[START OF GIVEN ENTRIES]
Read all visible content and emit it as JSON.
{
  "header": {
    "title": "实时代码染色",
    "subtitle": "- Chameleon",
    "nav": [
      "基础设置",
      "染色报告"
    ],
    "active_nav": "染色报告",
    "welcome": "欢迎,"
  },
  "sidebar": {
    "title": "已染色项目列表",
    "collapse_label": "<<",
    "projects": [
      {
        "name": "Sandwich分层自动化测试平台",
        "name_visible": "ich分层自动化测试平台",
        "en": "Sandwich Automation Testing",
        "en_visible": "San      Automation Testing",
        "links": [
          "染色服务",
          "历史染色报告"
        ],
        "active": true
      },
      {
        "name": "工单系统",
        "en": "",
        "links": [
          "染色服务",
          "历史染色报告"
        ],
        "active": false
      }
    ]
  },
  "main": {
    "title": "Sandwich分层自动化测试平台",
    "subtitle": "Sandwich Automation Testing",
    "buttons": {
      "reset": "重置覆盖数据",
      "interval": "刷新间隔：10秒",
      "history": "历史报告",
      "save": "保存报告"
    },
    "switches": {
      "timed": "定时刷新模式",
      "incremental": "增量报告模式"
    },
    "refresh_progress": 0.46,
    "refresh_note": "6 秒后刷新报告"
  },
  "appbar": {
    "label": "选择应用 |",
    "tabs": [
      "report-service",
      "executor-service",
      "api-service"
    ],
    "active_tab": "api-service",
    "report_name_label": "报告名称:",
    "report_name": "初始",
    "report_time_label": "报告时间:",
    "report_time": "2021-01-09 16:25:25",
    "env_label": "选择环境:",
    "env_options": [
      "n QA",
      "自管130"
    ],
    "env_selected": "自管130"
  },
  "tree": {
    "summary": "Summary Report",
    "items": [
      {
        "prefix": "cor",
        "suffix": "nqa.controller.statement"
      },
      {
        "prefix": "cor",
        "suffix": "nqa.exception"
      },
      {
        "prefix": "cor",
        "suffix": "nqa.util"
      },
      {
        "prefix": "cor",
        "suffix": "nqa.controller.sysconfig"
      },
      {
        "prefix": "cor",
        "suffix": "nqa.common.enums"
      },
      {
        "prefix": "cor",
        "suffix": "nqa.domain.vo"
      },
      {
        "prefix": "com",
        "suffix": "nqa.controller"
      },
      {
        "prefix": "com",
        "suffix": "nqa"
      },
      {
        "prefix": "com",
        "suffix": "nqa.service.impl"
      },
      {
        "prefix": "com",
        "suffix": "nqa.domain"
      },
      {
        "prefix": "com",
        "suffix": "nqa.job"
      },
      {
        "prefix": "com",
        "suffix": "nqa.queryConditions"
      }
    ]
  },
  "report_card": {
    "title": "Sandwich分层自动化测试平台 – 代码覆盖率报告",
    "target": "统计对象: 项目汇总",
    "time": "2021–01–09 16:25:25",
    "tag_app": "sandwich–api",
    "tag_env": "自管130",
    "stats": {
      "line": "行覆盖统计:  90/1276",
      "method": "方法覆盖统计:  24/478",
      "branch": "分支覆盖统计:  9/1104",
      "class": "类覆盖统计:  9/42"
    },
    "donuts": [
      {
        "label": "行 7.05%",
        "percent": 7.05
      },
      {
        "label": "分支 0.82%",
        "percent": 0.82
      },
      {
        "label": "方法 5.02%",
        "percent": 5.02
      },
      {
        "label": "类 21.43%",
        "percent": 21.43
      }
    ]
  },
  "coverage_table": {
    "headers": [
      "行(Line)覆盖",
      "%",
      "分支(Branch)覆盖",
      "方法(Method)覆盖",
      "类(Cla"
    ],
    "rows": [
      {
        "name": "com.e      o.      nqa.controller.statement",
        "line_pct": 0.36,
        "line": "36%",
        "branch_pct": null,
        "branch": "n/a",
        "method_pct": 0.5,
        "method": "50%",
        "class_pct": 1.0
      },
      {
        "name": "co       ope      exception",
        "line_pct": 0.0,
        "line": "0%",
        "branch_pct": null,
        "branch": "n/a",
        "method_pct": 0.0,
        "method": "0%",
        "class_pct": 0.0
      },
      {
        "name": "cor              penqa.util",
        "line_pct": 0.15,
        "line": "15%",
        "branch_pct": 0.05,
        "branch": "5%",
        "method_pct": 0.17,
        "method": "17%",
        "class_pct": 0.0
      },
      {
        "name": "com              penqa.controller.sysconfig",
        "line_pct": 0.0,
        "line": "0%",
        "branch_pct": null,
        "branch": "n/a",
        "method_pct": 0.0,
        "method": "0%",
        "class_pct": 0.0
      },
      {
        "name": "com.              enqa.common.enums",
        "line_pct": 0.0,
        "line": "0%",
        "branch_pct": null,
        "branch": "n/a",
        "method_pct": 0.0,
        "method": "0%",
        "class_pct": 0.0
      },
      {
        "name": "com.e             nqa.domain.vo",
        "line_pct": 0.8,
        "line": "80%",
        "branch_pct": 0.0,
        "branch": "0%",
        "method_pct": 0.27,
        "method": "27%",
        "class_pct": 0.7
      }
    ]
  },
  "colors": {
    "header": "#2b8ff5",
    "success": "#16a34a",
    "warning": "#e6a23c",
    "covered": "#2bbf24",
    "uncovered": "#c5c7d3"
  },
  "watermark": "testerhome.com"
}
[END OF GIVEN ENTRIES]
GIVEN REQUEST - Say how many lines above hold the word "Sandwich分层自动化测试平台", giving only the count.

SOLUTION FOR THIS EXERCISE - 3